* **WHAT IS BEING ASKED**: Copy each line that contains the word "willing".

Stored items
---+---
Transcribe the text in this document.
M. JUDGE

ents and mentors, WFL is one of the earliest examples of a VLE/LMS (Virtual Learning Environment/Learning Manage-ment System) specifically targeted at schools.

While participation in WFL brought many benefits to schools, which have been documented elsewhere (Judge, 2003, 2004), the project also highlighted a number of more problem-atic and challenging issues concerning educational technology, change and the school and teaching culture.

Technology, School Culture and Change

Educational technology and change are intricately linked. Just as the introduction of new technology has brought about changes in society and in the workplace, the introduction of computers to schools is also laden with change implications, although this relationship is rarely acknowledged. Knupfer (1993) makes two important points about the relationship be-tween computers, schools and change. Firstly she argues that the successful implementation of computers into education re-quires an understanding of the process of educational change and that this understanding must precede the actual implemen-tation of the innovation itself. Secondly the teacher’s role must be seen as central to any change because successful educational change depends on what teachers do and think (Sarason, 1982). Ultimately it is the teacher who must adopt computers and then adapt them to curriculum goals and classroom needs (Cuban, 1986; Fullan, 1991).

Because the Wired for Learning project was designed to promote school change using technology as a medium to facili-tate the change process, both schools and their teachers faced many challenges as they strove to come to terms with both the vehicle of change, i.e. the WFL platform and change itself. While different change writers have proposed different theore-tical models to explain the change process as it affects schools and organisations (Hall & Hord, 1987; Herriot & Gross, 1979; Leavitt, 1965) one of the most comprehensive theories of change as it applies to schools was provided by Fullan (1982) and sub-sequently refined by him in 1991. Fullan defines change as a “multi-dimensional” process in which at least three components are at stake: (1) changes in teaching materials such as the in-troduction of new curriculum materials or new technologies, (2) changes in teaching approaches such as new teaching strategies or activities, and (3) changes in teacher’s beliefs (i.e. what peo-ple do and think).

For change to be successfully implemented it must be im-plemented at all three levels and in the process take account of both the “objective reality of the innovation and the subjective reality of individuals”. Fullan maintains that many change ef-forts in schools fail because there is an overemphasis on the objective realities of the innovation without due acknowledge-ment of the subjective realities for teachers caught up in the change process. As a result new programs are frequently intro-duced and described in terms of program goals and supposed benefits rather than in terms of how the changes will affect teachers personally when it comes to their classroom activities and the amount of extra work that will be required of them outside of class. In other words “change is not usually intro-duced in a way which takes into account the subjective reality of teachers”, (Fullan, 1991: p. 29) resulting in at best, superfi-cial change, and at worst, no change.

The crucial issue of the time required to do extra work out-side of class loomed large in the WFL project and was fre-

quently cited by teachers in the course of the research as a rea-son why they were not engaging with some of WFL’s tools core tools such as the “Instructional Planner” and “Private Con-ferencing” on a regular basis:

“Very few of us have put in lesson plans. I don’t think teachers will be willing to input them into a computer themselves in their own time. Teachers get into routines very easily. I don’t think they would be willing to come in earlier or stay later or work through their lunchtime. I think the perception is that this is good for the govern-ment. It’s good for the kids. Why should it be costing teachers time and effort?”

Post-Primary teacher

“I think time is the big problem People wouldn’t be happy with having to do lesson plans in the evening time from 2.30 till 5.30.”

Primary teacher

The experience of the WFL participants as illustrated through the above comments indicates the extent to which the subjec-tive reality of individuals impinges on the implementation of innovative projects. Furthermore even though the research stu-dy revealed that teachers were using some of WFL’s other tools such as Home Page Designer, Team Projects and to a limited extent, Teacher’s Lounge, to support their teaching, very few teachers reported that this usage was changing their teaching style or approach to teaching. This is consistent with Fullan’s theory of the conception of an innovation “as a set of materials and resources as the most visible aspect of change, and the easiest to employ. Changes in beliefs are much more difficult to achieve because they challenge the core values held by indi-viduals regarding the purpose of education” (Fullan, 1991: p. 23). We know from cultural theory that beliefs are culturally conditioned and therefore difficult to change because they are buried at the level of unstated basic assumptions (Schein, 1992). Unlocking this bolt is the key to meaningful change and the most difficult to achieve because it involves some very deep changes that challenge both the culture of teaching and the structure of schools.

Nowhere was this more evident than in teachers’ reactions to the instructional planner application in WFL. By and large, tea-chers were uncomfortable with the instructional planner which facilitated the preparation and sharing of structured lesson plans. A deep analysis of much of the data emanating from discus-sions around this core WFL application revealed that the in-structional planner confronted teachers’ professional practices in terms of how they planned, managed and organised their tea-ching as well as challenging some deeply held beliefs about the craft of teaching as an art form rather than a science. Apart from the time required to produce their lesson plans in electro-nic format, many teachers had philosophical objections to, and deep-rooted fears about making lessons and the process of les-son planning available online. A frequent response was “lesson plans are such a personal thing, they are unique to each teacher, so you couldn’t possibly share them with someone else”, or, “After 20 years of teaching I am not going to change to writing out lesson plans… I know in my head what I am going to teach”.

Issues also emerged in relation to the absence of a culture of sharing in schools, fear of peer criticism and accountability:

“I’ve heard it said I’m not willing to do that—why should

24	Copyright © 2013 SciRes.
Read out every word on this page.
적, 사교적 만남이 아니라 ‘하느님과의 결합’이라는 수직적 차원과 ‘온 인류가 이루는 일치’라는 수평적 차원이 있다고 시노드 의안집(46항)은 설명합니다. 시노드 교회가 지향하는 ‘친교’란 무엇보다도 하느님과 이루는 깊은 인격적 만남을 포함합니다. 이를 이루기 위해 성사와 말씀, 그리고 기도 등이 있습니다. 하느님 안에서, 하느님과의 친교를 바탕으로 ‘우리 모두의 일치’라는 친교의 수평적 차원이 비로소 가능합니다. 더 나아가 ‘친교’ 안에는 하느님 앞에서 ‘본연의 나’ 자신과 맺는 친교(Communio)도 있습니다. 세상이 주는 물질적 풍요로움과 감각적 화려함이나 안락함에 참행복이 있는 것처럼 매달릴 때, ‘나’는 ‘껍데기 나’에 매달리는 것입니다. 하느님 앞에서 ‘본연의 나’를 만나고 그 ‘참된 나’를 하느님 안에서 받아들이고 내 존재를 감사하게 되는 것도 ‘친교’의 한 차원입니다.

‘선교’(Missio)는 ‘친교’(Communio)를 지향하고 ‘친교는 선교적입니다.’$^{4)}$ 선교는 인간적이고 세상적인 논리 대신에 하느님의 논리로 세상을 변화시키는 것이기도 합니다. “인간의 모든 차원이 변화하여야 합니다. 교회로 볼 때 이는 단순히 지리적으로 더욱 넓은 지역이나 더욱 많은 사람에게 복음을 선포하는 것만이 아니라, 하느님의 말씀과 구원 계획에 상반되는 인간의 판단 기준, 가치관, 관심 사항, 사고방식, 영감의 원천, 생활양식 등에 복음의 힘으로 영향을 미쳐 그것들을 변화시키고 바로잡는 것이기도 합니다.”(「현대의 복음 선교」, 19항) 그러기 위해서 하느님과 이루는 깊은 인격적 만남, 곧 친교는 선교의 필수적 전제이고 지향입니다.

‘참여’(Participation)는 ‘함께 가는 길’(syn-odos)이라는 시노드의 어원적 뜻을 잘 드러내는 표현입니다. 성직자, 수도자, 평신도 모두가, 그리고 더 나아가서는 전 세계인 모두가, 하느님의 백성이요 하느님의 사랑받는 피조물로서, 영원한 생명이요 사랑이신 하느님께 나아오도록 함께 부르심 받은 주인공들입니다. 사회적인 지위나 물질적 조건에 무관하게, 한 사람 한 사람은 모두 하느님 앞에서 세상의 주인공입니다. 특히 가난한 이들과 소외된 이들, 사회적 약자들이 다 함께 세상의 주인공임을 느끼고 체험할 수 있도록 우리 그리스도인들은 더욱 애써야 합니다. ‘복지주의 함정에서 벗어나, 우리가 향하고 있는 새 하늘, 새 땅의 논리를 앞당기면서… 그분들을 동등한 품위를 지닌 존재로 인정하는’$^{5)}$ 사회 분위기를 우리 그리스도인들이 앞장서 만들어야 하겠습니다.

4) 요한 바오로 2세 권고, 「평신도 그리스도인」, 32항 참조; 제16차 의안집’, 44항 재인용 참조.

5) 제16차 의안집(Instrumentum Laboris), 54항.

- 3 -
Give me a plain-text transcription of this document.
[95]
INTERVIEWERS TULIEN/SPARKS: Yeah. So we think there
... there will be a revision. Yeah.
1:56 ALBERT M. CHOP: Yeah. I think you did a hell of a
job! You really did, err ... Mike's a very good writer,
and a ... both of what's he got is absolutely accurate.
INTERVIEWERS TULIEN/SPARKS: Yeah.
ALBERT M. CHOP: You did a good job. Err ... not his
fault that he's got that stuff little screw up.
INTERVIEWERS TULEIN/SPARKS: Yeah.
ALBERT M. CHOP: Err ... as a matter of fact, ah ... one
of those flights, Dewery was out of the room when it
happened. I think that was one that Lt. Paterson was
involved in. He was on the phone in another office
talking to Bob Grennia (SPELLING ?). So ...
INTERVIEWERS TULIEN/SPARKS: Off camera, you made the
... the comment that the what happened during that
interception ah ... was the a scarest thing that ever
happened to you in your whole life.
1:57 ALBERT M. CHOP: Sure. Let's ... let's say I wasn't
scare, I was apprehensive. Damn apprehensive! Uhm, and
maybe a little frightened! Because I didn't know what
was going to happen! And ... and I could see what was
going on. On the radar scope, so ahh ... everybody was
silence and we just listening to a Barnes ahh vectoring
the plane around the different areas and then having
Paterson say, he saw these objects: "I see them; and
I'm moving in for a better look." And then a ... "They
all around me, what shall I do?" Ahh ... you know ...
---+---
* **RESULT OF THIS EXERCISE**:
“Very few of us have put in lesson plans. I don’t think teachers will be willing to input them into a computer themselves in their own time. Teachers get into routines very easily. I don’t think they would be willing to come in earlier or stay later or work through their lunchtime. I think the perception is that this is good for the govern-ment. It’s good for the kids. Why should it be costing teachers time and effort?”
“I’ve heard it said I’m not willing to do that—why should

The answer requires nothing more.